**DATASET EXCERPTS**
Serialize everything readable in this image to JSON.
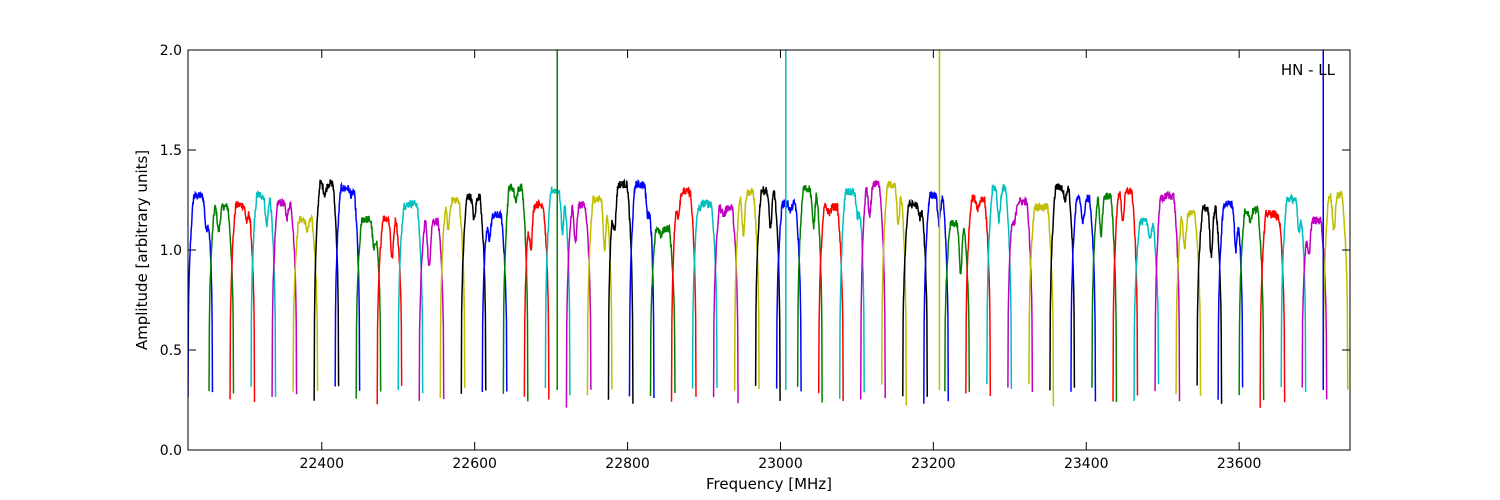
{
  "chart_data": {
    "type": "line",
    "xlabel": "Frequency [MHz]",
    "ylabel": "Amplitude [arbitrary units]",
    "annotation": "HN - LL",
    "annotation_position": "top-right",
    "xlim": [
      22225,
      23745
    ],
    "ylim": [
      0.0,
      2.0
    ],
    "x_ticks": [
      22400,
      22600,
      22800,
      23000,
      23200,
      23400,
      23600
    ],
    "x_tick_labels": [
      "22400",
      "22600",
      "22800",
      "23000",
      "23200",
      "23400",
      "23600"
    ],
    "y_ticks": [
      0.0,
      0.5,
      1.0,
      1.5,
      2.0
    ],
    "y_tick_labels": [
      "0.0",
      "0.5",
      "1.0",
      "1.5",
      "2.0"
    ],
    "grid": false,
    "legend": "none",
    "color_cycle": [
      "#0000ff",
      "#008000",
      "#ff0000",
      "#00bfbf",
      "#bf00bf",
      "#bfbf00",
      "#000000"
    ],
    "band_count": 55,
    "band_start_mhz": 22225,
    "band_spacing_mhz": 27.5,
    "band_width_mhz": 32,
    "band_amplitude_range": [
      1.1,
      1.36
    ],
    "band_edge_minimum": [
      0.23,
      0.32
    ],
    "spikes": [
      {
        "x": 22708,
        "color": "#008000",
        "y_top": 2.0
      },
      {
        "x": 23007,
        "color": "#00bfbf",
        "y_top": 2.0
      },
      {
        "x": 23208,
        "color": "#bfbf00",
        "y_top": 2.0
      },
      {
        "x": 23710,
        "color": "#0000ff",
        "y_top": 2.0
      }
    ]
  }
}
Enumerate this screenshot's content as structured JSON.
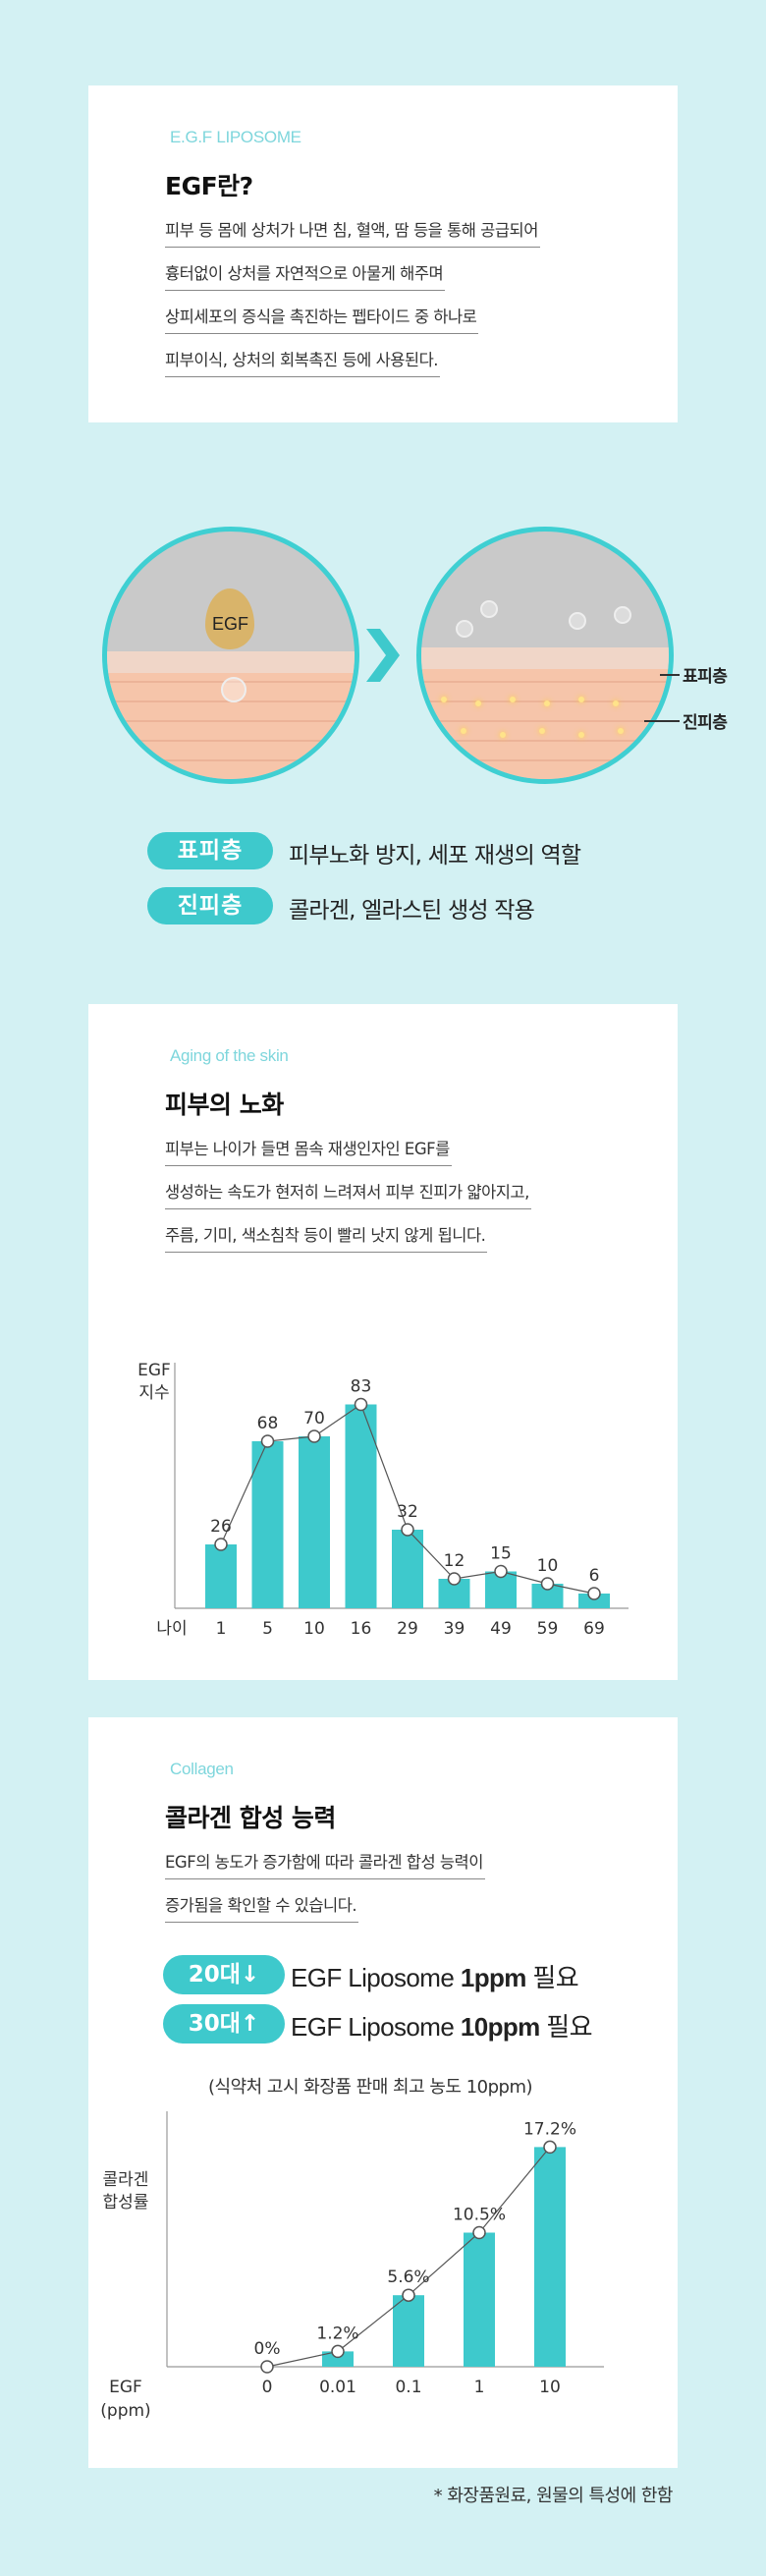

**GIVEN INSTRUCTION**
Gather all lines where the word "this" appears.

**THE OUTPUT**
Serialize everything readable in this image to JSON.
Enumerate this screenshot's content as structured JSON.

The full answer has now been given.